Requirement:
Nothing in the entries should change; repeat them exactly.

————

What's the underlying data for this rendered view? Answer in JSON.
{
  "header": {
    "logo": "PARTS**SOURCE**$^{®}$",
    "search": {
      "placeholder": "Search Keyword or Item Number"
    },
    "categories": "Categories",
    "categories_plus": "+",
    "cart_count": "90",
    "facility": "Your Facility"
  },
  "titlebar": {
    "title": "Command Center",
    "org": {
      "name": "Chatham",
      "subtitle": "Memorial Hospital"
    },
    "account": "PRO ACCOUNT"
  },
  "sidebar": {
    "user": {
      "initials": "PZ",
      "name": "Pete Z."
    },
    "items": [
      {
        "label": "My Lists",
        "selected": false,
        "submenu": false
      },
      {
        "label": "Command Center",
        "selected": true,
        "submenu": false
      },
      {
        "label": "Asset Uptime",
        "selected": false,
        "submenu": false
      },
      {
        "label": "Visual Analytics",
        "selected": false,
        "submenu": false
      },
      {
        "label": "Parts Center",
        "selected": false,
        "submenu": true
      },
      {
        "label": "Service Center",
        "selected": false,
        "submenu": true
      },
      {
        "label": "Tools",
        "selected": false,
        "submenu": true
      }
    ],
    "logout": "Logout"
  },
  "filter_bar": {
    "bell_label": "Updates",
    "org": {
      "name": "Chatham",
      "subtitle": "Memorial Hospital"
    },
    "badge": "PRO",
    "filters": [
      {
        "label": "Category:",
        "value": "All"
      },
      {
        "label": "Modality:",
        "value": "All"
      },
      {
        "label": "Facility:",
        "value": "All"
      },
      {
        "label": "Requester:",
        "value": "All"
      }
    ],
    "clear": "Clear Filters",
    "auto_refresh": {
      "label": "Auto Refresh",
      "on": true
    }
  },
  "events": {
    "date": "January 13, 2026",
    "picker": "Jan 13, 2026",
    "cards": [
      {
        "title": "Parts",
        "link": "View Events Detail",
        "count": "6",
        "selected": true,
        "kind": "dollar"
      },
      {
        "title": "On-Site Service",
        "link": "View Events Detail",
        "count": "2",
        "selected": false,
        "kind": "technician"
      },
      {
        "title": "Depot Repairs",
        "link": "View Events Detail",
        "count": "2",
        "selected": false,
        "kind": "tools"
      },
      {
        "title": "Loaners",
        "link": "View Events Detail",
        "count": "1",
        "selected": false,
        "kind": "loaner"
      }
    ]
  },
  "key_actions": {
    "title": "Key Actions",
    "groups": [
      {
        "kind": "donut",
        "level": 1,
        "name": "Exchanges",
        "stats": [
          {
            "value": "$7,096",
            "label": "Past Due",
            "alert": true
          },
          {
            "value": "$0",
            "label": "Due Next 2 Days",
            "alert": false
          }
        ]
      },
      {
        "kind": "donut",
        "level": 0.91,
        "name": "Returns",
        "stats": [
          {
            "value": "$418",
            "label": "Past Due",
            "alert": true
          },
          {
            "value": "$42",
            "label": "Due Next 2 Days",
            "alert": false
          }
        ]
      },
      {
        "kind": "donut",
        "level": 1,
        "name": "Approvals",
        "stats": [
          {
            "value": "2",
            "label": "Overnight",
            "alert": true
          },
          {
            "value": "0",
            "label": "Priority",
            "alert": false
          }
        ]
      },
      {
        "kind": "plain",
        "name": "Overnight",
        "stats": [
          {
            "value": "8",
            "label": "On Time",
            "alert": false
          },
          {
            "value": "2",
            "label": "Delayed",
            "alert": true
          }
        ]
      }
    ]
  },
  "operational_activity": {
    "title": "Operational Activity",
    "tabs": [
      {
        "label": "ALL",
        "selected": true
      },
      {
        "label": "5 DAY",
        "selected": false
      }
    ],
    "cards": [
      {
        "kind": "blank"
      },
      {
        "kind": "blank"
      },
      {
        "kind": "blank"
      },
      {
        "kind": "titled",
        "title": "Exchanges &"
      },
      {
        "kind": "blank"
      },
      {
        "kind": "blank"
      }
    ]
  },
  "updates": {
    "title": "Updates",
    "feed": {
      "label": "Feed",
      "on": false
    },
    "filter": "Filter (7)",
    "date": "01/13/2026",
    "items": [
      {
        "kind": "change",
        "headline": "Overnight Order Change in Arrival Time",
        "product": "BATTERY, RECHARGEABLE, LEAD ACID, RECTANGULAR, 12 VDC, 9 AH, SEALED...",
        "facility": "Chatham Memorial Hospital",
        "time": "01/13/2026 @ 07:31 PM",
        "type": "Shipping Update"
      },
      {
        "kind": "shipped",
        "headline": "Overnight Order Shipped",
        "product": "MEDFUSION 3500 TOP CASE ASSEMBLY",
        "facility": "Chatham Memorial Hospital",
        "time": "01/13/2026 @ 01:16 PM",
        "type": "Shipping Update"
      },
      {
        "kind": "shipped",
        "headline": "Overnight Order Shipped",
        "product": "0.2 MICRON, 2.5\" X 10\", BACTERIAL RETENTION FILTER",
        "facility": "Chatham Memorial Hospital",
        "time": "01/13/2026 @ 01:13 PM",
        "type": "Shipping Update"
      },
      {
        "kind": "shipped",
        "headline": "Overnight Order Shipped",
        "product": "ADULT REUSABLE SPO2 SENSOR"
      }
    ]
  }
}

————

Written answer:
What's the underlying data for this rendered view? Answer in JSON.
{
  "header": {
    "logo": "PARTS**SOURCE**$^{®}$",
    "search": {
      "placeholder": "Search Keyword or Item Number"
    },
    "categories": "Categories",
    "categories_plus": "+",
    "cart_count": "90",
    "facility": "Your Facility"
  },
  "titlebar": {
    "title": "Command Center",
    "org": {
      "name": "Chatham",
      "subtitle": "Memorial Hospital"
    },
    "account": "PRO ACCOUNT"
  },
  "sidebar": {
    "user": {
      "initials": "PZ",
      "name": "Pete Z."
    },
    "items": [
      {
        "label": "My Lists",
        "selected": false,
        "submenu": false
      },
      {
        "label": "Command Center",
        "selected": true,
        "submenu": false
      },
      {
        "label": "Asset Uptime",
        "selected": false,
        "submenu": false
      },
      {
        "label": "Visual Analytics",
        "selected": false,
        "submenu": false
      },
      {
        "label": "Parts Center",
        "selected": false,
        "submenu": true
      },
      {
        "label": "Service Center",
        "selected": false,
        "submenu": true
      },
      {
        "label": "Tools",
        "selected": false,
        "submenu": true
      }
    ],
    "logout": "Logout"
  },
  "filter_bar": {
    "bell_label": "Updates",
    "org": {
      "name": "Chatham",
      "subtitle": "Memorial Hospital"
    },
    "badge": "PRO",
    "filters": [
      {
        "label": "Category:",
        "value": "All"
      },
      {
        "label": "Modality:",
        "value": "All"
      },
      {
        "label": "Facility:",
        "value": "All"
      },
      {
        "label": "Requester:",
        "value": "All"
      }
    ],
    "clear": "Clear Filters",
    "auto_refresh": {
      "label": "Auto Refresh",
      "on": true
    }
  },
  "events": {
    "date": "January 13, 2026",
    "picker": "Jan 13, 2026",
    "cards": [
      {
        "title": "Parts",
        "link": "View Events Detail",
        "count": "6",
        "selected": true,
        "kind": "dollar"
      },
      {
        "title": "On-Site Service",
        "link": "View Events Detail",
        "count": "2",
        "selected": false,
        "kind": "technician"
      },
      {
        "title": "Depot Repairs",
        "link": "View Events Detail",
        "count": "2",
        "selected": false,
        "kind": "tools"
      },
      {
        "title": "Loaners",
        "link": "View Events Detail",
        "count": "1",
        "selected": false,
        "kind": "loaner"
      }
    ]
  },
  "key_actions": {
    "title": "Key Actions",
    "groups": [
      {
        "kind": "donut",
        "level": 1,
        "name": "Exchanges",
        "stats": [
          {
            "value": "$7,096",
            "label": "Past Due",
            "alert": true
          },
          {
            "value": "$0",
            "label": "Due Next 2 Days",
            "alert": false
          }
        ]
      },
      {
        "kind": "donut",
        "level": 0.91,
        "name": "Returns",
        "stats": [
          {
            "value": "$418",
            "label": "Past Due",
            "alert": true
          },
          {
            "value": "$42",
            "label": "Due Next 2 Days",
            "alert": false
          }
        ]
      },
      {
        "kind": "donut",
        "level": 1,
        "name": "Approvals",
        "stats": [
          {
            "value": "2",
            "label": "Overnight",
            "alert": true
          },
          {
            "value": "0",
            "label": "Priority",
            "alert": false
          }
        ]
      },
      {
        "kind": "plain",
        "name": "Overnight",
        "stats": [
          {
            "value": "8",
            "label": "On Time",
            "alert": false
          },
          {
            "value": "2",
            "label": "Delayed",
            "alert": true
          }
        ]
      }
    ]
  },
  "operational_activity": {
    "title": "Operational Activity",
    "tabs": [
      {
        "label": "ALL",
        "selected": true
      },
      {
        "label": "5 DAY",
        "selected": false
      }
    ],
    "cards": [
      {
        "kind": "blank"
      },
      {
        "kind": "blank"
      },
      {
        "kind": "blank"
      },
      {
        "kind": "titled",
        "title": "Exchanges &"
      },
      {
        "kind": "blank"
      },
      {
        "kind": "blank"
      }
    ]
  },
  "updates": {
    "title": "Updates",
    "feed": {
      "label": "Feed",
      "on": false
    },
    "filter": "Filter (7)",
    "date": "01/13/2026",
    "items": [
      {
        "kind": "change",
        "headline": "Overnight Order Change in Arrival Time",
        "product": "BATTERY, RECHARGEABLE, LEAD ACID, RECTANGULAR, 12 VDC, 9 AH, SEALED...",
        "facility": "Chatham Memorial Hospital",
        "time": "01/13/2026 @ 07:31 PM",
        "type": "Shipping Update"
      },
      {
        "kind": "shipped",
        "headline": "Overnight Order Shipped",
        "product": "MEDFUSION 3500 TOP CASE ASSEMBLY",
        "facility": "Chatham Memorial Hospital",
        "time": "01/13/2026 @ 01:16 PM",
        "type": "Shipping Update"
      },
      {
        "kind": "shipped",
        "headline": "Overnight Order Shipped",
        "product": "0.2 MICRON, 2.5\" X 10\", BACTERIAL RETENTION FILTER",
        "facility": "Chatham Memorial Hospital",
        "time": "01/13/2026 @ 01:13 PM",
        "type": "Shipping Update"
      },
      {
        "kind": "shipped",
        "headline": "Overnight Order Shipped",
        "product": "ADULT REUSABLE SPO2 SENSOR"
      }
    ]
  }
}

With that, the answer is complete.